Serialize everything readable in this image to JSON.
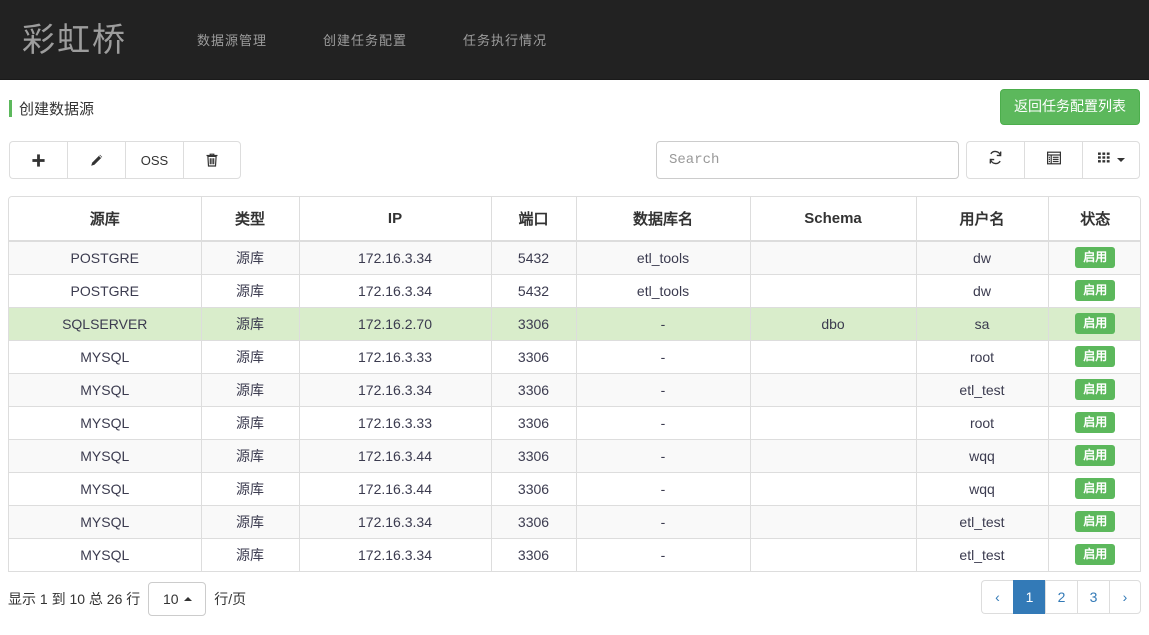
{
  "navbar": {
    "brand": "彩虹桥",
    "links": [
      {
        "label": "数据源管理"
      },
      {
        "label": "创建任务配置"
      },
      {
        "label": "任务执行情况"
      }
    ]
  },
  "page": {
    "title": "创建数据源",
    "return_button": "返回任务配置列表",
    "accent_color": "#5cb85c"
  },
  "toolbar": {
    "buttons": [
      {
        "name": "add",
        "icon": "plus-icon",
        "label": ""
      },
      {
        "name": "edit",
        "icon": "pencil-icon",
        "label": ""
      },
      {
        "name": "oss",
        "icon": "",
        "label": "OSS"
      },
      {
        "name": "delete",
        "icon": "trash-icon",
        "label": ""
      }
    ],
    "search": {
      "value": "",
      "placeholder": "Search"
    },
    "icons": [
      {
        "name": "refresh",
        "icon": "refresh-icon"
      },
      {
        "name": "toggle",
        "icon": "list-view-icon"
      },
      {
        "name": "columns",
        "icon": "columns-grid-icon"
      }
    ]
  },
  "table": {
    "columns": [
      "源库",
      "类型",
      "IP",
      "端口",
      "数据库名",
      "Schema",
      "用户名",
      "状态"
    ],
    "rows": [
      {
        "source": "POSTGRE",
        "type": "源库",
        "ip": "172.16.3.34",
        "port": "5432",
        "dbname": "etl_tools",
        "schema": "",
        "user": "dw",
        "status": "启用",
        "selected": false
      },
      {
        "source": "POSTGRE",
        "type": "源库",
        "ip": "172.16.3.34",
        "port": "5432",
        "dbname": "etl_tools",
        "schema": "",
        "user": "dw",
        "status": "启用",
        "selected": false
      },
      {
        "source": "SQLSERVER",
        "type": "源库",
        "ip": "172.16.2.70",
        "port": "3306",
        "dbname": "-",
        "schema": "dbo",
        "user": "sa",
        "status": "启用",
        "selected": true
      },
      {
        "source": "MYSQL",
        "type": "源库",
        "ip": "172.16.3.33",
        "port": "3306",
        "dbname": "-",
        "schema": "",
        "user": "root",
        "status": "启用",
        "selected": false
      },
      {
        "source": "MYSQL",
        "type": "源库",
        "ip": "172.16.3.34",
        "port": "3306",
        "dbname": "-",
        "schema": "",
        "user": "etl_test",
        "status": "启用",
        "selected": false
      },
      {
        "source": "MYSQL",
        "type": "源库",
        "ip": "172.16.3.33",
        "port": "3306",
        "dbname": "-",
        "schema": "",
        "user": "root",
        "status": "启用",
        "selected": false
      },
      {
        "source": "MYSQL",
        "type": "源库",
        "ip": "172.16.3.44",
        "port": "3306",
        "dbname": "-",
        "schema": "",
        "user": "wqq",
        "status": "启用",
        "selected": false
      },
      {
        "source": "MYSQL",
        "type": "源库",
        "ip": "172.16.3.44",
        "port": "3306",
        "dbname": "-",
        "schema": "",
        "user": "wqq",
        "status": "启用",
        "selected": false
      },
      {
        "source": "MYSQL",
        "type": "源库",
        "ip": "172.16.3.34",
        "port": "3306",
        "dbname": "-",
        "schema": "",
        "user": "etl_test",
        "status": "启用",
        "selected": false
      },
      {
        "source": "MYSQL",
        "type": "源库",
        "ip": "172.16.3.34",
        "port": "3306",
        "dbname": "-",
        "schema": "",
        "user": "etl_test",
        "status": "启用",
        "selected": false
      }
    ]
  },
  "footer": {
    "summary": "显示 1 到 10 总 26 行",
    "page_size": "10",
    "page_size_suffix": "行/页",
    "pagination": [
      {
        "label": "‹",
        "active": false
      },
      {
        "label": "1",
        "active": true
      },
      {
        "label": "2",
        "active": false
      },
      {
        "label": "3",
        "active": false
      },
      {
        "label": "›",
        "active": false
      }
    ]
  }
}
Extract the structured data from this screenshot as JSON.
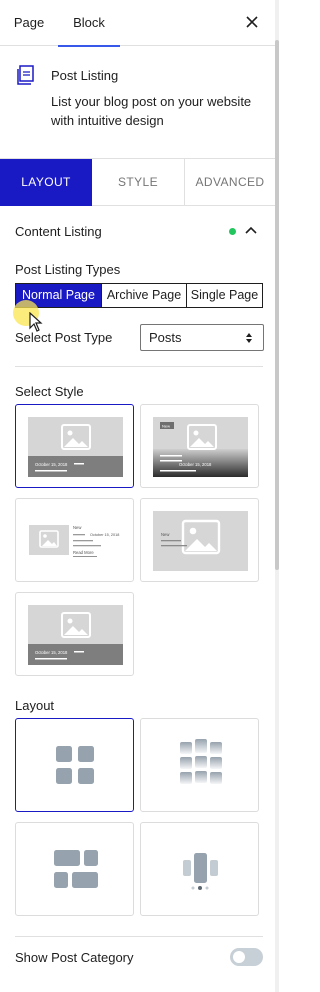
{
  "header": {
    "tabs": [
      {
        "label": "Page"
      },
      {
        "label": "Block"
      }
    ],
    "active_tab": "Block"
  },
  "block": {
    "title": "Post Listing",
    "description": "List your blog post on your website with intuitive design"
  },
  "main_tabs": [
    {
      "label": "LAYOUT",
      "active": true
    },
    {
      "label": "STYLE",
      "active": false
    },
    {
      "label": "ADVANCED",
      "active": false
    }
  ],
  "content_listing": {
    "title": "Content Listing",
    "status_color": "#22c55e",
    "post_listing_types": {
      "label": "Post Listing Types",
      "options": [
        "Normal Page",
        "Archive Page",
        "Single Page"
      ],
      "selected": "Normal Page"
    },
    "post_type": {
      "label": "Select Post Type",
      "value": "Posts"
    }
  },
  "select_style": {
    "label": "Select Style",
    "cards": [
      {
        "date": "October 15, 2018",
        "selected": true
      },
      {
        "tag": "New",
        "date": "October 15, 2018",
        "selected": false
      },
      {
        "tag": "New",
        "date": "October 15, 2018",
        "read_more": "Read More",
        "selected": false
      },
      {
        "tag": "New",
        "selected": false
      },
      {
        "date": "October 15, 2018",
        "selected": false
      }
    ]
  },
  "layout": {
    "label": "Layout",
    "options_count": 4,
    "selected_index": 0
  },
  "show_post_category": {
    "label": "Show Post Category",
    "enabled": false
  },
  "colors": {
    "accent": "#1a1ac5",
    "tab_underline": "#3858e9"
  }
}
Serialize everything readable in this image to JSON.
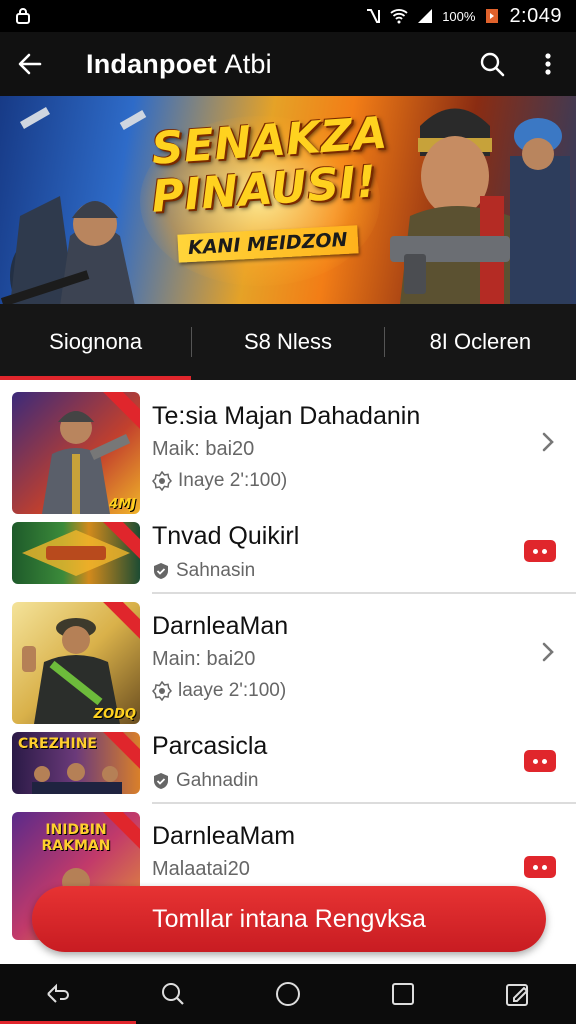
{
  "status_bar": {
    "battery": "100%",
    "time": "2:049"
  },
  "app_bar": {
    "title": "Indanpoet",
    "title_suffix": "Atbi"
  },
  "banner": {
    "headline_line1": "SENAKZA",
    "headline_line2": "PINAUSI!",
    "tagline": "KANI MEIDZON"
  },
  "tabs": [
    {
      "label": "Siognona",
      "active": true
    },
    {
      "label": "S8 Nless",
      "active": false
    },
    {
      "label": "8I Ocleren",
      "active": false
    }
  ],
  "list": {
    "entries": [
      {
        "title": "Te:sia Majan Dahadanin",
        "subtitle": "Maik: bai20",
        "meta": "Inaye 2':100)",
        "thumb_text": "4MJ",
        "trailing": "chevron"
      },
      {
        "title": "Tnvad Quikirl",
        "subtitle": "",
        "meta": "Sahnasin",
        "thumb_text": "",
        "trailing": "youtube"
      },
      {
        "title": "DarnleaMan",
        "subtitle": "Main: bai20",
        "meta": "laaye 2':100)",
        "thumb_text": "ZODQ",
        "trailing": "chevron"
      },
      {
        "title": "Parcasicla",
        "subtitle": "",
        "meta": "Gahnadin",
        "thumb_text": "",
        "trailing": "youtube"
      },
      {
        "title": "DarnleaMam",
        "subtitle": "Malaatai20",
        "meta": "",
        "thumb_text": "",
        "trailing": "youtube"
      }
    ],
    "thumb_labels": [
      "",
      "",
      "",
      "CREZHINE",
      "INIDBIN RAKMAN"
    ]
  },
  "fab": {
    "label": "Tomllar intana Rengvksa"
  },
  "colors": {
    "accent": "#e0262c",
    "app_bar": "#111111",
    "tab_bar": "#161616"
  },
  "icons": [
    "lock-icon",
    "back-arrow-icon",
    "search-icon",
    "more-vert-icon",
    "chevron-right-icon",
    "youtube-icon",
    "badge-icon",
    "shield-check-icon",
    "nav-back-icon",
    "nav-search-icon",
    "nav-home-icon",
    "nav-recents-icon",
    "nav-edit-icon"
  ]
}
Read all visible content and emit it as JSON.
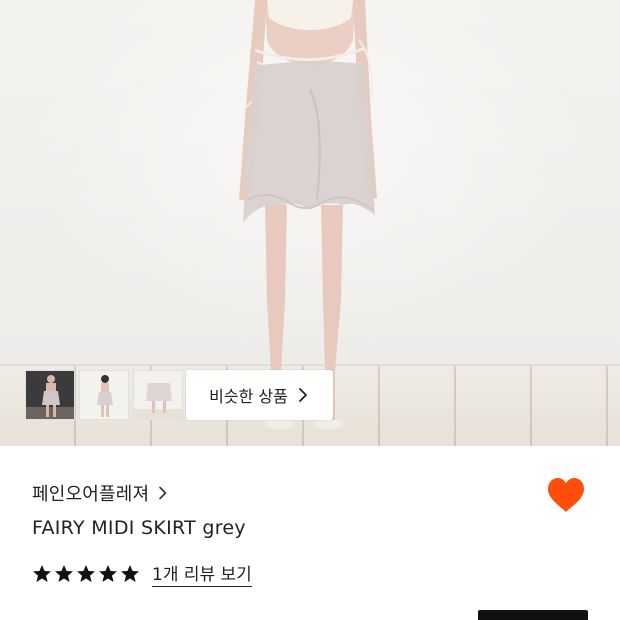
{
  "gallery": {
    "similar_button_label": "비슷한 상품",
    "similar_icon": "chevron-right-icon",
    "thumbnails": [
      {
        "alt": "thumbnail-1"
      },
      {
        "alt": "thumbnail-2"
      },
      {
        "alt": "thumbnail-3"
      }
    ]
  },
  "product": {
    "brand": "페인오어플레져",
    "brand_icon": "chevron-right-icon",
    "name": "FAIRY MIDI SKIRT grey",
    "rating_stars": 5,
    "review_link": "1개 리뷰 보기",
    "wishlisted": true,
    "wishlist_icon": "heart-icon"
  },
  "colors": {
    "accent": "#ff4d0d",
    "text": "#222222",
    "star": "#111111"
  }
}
▬▬▬
• [STATED EXERCISE]
Pictures are left out; print exactly the lines from the one holding "Read all visible content and emit it as JSON." through the last line of the listing above, both included.

• [FINAL RESULT]
Read all visible content and emit it as JSON.
{
  "gallery": {
    "similar_button_label": "비슷한 상품",
    "similar_icon": "chevron-right-icon",
    "thumbnails": [
      {
        "alt": "thumbnail-1"
      },
      {
        "alt": "thumbnail-2"
      },
      {
        "alt": "thumbnail-3"
      }
    ]
  },
  "product": {
    "brand": "페인오어플레져",
    "brand_icon": "chevron-right-icon",
    "name": "FAIRY MIDI SKIRT grey",
    "rating_stars": 5,
    "review_link": "1개 리뷰 보기",
    "wishlisted": true,
    "wishlist_icon": "heart-icon"
  },
  "colors": {
    "accent": "#ff4d0d",
    "text": "#222222",
    "star": "#111111"
  }
}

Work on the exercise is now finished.